## WHAT THE TASK REQUIRES:
Return the lines beginning at the one that contains "What data populates" and continuing to the end of the entries, including both ends, exactly as written and nothing else.

--------------------------------------------------

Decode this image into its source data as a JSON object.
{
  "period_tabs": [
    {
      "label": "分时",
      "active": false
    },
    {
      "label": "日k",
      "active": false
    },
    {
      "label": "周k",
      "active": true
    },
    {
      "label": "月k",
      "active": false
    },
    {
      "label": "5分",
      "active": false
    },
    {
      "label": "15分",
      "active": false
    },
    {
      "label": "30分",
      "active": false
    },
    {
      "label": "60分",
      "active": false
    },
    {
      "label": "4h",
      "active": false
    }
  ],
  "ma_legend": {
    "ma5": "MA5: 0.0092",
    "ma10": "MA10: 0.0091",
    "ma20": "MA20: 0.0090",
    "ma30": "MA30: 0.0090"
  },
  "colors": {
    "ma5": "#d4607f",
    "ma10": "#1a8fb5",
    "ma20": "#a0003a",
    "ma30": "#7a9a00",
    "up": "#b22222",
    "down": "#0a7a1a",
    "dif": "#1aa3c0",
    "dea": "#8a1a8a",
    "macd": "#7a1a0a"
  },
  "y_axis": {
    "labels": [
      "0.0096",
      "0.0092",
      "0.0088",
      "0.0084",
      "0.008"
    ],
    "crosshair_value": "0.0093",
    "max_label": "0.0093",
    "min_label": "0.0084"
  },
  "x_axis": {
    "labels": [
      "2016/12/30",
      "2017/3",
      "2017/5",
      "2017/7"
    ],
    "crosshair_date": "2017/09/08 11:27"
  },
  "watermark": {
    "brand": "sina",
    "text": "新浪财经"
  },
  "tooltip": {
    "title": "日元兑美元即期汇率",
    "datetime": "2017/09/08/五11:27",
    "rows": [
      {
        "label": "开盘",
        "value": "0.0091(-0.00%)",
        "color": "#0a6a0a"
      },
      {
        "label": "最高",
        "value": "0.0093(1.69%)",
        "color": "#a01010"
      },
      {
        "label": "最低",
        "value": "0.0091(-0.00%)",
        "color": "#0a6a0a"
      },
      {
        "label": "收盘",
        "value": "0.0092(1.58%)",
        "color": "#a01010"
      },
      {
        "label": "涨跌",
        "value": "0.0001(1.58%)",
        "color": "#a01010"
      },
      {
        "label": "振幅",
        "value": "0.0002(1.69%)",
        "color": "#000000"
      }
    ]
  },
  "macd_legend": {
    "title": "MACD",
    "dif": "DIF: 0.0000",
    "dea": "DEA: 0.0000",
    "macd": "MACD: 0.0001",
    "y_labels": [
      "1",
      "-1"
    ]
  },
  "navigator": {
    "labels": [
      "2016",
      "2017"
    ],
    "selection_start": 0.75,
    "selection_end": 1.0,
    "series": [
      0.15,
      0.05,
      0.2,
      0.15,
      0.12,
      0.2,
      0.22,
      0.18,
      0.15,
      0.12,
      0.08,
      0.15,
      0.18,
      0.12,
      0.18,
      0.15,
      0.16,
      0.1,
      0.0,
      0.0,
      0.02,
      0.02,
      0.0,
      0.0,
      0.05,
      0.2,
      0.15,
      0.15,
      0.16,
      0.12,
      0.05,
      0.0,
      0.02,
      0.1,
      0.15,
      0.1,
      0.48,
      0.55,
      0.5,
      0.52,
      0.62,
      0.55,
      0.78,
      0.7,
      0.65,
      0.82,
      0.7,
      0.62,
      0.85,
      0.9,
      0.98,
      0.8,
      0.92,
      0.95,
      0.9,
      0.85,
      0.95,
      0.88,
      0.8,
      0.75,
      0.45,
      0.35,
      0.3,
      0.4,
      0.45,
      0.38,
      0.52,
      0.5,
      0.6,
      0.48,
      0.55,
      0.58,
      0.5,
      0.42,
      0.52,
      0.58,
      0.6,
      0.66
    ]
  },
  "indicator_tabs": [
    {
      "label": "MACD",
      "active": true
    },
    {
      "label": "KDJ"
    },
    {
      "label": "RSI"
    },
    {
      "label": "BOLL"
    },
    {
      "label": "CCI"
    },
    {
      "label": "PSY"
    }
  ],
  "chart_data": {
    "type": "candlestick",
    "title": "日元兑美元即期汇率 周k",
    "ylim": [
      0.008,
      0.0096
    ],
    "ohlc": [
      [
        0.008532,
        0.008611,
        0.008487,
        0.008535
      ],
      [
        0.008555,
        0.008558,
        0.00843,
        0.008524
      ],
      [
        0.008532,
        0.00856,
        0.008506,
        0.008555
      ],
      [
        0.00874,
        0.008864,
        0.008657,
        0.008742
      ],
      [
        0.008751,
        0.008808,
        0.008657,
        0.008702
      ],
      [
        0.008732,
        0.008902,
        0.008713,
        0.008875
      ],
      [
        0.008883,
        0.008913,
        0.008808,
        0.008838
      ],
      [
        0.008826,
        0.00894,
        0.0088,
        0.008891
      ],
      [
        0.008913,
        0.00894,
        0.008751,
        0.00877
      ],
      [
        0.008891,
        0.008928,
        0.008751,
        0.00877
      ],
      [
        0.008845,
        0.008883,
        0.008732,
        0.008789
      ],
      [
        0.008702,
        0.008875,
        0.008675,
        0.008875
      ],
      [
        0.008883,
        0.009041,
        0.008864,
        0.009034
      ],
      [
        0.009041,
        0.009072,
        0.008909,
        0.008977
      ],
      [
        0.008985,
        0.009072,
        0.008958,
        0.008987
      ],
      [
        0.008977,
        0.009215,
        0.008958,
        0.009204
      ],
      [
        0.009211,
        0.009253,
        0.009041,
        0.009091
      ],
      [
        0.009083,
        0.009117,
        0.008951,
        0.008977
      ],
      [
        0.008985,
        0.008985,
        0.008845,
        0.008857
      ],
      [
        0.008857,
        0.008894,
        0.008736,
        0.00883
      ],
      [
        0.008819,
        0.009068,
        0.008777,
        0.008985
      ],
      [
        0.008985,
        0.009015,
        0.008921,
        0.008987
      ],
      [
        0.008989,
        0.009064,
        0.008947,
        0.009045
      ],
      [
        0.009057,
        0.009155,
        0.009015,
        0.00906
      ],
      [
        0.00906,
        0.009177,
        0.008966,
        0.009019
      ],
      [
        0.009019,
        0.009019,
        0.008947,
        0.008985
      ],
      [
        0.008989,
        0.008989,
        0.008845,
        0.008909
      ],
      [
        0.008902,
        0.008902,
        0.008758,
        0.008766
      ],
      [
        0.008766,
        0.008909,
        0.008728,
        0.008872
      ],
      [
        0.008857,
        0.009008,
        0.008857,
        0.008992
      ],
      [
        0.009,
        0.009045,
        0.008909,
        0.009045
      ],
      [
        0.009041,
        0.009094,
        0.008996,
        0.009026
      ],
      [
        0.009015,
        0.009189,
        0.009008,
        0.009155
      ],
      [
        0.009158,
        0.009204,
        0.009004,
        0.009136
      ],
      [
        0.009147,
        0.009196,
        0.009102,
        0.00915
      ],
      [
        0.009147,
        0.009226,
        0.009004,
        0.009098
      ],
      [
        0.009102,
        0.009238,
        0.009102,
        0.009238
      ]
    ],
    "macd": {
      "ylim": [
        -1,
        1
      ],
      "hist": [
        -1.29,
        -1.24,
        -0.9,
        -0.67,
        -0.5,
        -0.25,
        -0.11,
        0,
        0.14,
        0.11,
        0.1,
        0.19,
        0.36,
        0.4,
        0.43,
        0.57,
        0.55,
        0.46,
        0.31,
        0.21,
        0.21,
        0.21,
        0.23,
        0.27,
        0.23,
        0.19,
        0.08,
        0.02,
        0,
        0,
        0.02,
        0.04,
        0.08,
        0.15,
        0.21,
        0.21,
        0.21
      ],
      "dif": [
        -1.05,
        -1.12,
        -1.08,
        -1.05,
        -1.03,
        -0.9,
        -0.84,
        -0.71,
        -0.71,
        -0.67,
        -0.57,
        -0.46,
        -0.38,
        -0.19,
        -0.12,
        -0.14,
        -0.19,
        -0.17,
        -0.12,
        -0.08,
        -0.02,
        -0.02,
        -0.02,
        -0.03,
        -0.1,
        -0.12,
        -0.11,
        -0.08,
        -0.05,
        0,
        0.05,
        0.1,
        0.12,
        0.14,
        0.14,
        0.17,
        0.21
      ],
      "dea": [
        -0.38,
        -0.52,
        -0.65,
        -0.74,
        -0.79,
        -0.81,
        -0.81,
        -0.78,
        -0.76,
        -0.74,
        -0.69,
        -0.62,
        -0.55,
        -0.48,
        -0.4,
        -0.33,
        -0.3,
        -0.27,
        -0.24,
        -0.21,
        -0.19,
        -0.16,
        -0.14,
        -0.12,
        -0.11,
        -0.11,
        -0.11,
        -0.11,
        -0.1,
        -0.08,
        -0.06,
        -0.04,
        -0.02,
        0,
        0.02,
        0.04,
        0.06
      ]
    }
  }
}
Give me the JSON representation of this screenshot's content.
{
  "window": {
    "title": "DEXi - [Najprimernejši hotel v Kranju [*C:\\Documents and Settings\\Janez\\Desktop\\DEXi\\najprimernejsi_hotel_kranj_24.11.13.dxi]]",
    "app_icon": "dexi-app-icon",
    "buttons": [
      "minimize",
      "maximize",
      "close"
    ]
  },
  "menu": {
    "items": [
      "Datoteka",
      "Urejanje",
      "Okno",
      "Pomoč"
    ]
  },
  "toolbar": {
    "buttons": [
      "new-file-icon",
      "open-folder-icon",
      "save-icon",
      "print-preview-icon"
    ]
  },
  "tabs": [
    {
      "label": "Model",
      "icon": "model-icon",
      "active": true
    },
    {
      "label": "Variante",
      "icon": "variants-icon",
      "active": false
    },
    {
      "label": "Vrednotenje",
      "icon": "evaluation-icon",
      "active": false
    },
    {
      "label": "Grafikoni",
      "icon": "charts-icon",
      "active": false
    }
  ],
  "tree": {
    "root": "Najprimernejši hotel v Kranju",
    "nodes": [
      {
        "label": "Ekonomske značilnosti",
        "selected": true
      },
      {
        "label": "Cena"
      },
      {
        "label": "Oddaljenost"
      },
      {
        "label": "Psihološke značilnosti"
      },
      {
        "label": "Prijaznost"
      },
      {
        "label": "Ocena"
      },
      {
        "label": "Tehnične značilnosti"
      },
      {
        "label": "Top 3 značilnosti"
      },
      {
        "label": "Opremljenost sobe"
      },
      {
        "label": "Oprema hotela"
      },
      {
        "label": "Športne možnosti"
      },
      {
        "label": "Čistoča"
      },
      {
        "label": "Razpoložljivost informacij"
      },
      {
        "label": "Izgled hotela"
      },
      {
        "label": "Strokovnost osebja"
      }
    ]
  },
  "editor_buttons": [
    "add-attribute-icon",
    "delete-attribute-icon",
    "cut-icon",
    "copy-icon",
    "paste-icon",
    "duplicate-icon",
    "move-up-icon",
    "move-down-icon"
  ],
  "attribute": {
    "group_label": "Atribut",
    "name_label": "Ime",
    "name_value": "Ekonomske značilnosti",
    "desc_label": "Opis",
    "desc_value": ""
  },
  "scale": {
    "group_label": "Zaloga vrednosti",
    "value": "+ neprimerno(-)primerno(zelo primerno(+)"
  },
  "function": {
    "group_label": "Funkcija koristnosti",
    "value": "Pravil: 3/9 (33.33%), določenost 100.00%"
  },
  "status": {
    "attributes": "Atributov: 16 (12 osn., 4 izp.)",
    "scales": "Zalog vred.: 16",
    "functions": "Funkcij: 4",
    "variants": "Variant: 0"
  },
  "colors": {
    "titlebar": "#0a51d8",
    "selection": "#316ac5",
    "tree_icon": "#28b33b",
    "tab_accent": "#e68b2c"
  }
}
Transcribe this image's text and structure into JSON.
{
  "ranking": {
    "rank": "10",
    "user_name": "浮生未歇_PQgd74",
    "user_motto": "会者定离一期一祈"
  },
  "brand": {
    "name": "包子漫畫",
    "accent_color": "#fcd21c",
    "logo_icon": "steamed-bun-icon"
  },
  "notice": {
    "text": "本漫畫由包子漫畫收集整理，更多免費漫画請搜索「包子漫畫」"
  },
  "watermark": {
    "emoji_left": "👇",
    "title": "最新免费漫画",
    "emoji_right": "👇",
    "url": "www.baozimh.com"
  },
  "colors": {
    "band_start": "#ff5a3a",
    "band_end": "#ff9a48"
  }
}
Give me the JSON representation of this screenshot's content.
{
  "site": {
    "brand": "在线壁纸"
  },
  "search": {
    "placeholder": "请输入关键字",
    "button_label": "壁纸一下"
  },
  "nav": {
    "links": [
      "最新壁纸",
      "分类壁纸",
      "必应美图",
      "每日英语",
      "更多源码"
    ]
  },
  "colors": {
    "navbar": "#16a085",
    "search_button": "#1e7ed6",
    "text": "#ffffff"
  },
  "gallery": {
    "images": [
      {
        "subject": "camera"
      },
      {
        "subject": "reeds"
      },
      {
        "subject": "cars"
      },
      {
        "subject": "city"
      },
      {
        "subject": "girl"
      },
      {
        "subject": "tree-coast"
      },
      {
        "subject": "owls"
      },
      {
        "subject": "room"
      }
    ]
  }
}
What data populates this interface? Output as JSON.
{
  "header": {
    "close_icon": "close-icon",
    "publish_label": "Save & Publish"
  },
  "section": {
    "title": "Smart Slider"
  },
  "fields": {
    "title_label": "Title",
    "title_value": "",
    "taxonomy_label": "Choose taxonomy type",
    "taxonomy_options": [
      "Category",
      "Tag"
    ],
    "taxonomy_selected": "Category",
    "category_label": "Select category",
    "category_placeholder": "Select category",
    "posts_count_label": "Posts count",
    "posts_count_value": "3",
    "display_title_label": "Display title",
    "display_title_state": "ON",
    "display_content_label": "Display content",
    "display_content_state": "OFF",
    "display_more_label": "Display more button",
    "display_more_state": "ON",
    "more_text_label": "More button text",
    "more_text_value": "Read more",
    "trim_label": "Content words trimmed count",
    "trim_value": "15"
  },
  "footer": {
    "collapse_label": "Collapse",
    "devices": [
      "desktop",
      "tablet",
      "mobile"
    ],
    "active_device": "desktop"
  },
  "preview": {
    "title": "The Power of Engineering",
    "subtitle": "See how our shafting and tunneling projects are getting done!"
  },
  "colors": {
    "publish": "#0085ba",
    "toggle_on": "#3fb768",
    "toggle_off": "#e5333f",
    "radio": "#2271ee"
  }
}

--------------------------------------------------

## WORKED SOLUTION:
What data populates this interface? Output as JSON.
{
  "header": {
    "close_icon": "close-icon",
    "publish_label": "Save & Publish"
  },
  "section": {
    "title": "Smart Slider"
  },
  "fields": {
    "title_label": "Title",
    "title_value": "",
    "taxonomy_label": "Choose taxonomy type",
    "taxonomy_options": [
      "Category",
      "Tag"
    ],
    "taxonomy_selected": "Category",
    "category_label": "Select category",
    "category_placeholder": "Select category",
    "posts_count_label": "Posts count",
    "posts_count_value": "3",
    "display_title_label": "Display title",
    "display_title_state": "ON",
    "display_content_label": "Display content",
    "display_content_state": "OFF",
    "display_more_label": "Display more button",
    "display_more_state": "ON",
    "more_text_label": "More button text",
    "more_text_value": "Read more",
    "trim_label": "Content words trimmed count",
    "trim_value": "15"
  },
  "footer": {
    "collapse_label": "Collapse",
    "devices": [
      "desktop",
      "tablet",
      "mobile"
    ],
    "active_device": "desktop"
  },
  "preview": {
    "title": "The Power of Engineering",
    "subtitle": "See how our shafting and tunneling projects are getting done!"
  },
  "colors": {
    "publish": "#0085ba",
    "toggle_on": "#3fb768",
    "toggle_off": "#e5333f",
    "radio": "#2271ee"
  }
}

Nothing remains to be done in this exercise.